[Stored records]
☆ ☆ ☆
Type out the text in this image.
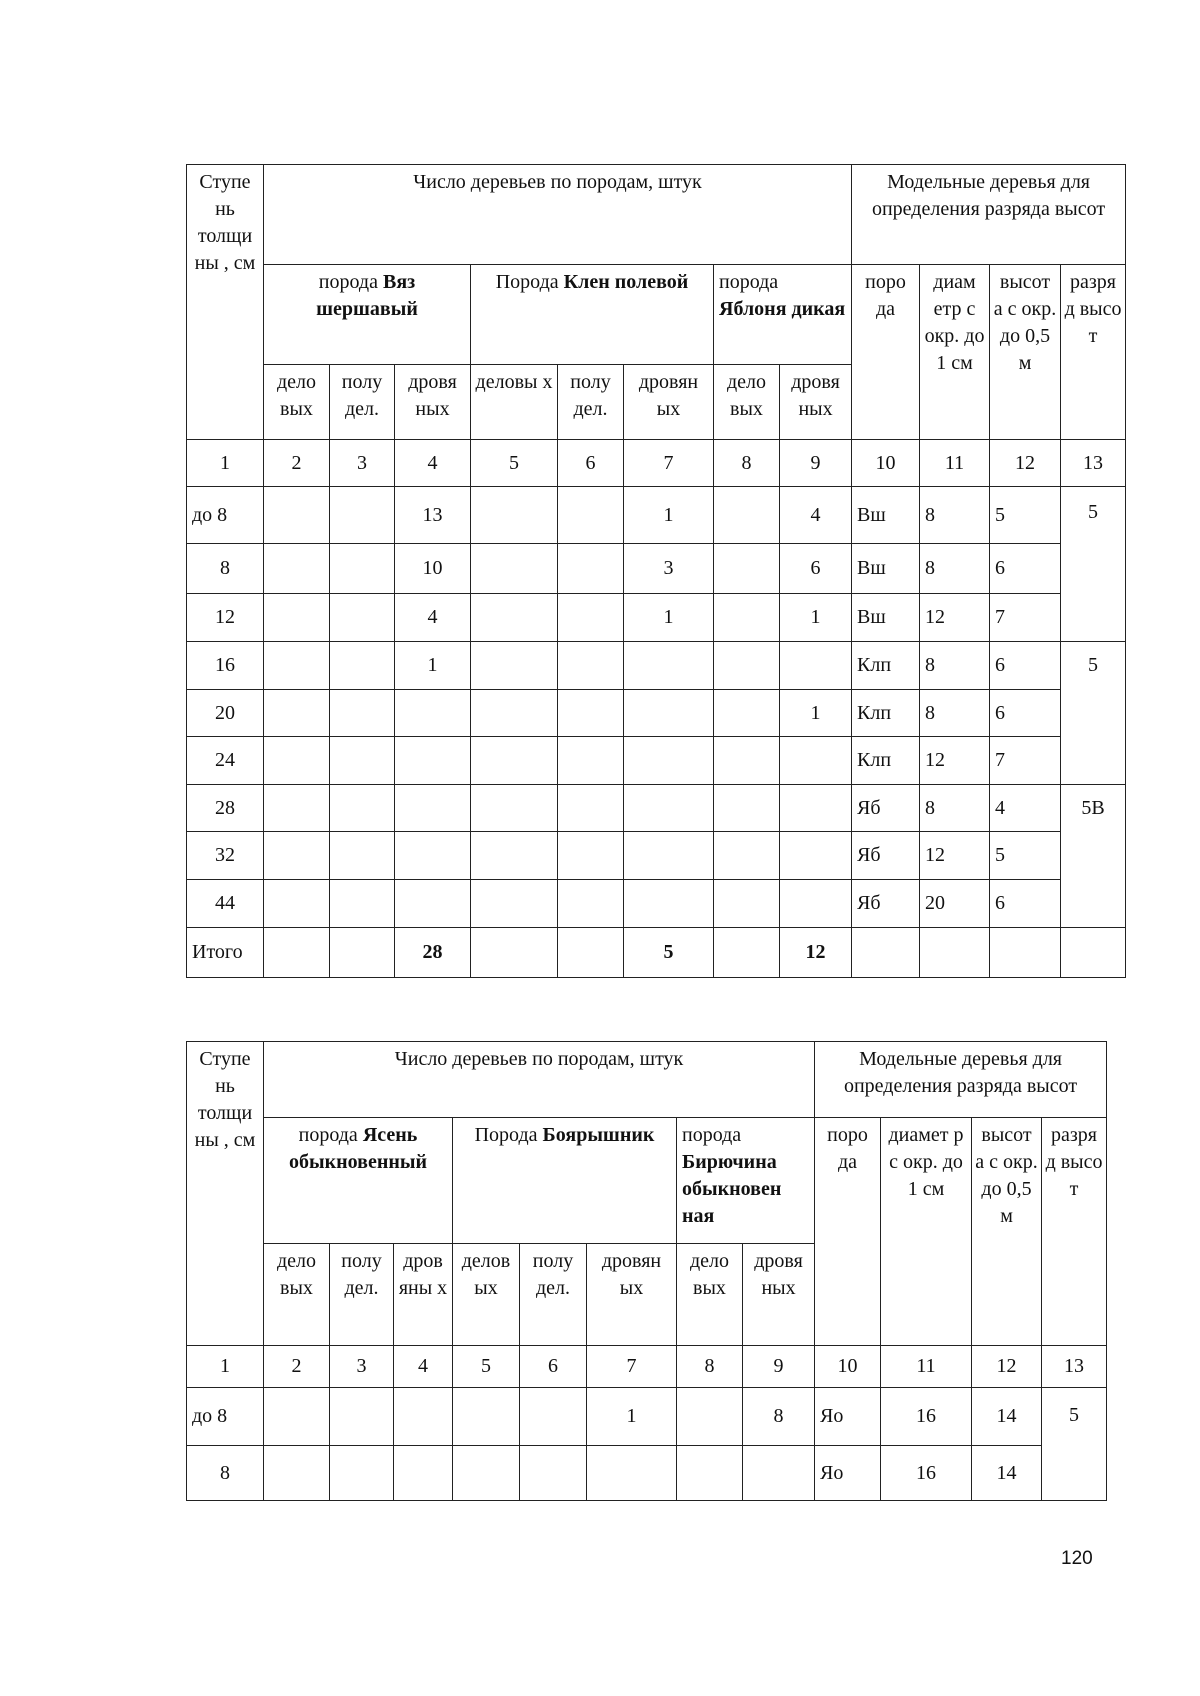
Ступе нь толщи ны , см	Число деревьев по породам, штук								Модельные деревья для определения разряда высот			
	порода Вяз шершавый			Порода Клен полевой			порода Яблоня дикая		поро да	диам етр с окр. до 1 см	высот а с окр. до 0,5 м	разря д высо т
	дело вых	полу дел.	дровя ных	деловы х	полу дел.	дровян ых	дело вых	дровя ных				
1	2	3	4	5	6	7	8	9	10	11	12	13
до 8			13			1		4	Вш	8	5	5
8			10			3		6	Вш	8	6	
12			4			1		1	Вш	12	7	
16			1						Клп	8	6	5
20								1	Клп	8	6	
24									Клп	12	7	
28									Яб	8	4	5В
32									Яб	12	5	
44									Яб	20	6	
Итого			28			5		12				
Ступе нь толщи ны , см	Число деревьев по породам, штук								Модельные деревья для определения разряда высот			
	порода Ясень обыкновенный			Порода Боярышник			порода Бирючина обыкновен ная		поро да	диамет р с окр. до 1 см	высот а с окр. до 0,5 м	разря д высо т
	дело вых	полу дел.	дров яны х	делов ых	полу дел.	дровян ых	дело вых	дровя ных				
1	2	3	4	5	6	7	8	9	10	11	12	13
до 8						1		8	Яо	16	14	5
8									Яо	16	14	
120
☆ ☆ ☆
= Required work =
Retype the entries word for word. Omit any images.

= Solution for this exercise =
Type out the text in this image.
Ступе нь толщи ны , см	Число деревьев по породам, штук								Модельные деревья для определения разряда высот			
	порода Вяз шершавый			Порода Клен полевой			порода Яблоня дикая		поро да	диам етр с окр. до 1 см	высот а с окр. до 0,5 м	разря д высо т
	дело вых	полу дел.	дровя ных	деловы х	полу дел.	дровян ых	дело вых	дровя ных				
1	2	3	4	5	6	7	8	9	10	11	12	13
до 8			13			1		4	Вш	8	5	5
8			10			3		6	Вш	8	6	
12			4			1		1	Вш	12	7	
16			1						Клп	8	6	5
20								1	Клп	8	6	
24									Клп	12	7	
28									Яб	8	4	5В
32									Яб	12	5	
44									Яб	20	6	
Итого			28			5		12				
Ступе нь толщи ны , см	Число деревьев по породам, штук								Модельные деревья для определения разряда высот			
	порода Ясень обыкновенный			Порода Боярышник			порода Бирючина обыкновен ная		поро да	диамет р с окр. до 1 см	высот а с окр. до 0,5 м	разря д высо т
	дело вых	полу дел.	дров яны х	делов ых	полу дел.	дровян ых	дело вых	дровя ных				
1	2	3	4	5	6	7	8	9	10	11	12	13
до 8						1		8	Яо	16	14	5
8									Яо	16	14	
120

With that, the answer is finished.